▸ **WHAT YOU HAVE TO DO**
Copy every line that holds "true".

....................

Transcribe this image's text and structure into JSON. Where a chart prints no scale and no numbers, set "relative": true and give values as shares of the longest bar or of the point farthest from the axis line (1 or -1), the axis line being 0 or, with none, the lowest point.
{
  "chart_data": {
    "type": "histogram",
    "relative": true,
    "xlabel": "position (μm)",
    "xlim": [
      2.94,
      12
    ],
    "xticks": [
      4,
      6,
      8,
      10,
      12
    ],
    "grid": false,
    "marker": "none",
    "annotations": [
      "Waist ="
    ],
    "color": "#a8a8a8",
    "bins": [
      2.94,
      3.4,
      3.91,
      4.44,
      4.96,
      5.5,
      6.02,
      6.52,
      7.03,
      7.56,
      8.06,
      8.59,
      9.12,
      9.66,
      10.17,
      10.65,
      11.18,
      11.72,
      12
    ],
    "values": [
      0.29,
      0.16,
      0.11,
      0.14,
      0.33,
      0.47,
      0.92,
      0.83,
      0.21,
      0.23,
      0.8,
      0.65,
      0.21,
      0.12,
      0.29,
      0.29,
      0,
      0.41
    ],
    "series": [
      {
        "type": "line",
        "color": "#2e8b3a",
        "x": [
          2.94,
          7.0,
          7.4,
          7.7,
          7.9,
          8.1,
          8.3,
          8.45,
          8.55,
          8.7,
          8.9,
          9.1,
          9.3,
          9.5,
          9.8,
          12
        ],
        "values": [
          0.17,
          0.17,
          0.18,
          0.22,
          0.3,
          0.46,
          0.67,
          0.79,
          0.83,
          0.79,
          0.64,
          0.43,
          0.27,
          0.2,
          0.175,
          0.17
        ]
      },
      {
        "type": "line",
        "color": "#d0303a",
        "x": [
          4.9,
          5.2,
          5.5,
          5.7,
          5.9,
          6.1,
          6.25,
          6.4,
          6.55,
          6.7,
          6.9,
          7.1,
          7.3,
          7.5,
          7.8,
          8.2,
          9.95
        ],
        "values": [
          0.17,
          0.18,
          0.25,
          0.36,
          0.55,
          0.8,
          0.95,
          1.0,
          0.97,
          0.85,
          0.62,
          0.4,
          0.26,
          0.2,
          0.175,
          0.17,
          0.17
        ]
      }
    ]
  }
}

....................

▸ **EXERCISE RESPONSE**
Transcribe this image's text and structure into JSON. Where a chart prints no scale and no numbers, set "relative": true and give values as shares of the longest bar or of the point farthest from the axis line (1 or -1), the axis line being 0 or, with none, the lowest point.
    "relative": true,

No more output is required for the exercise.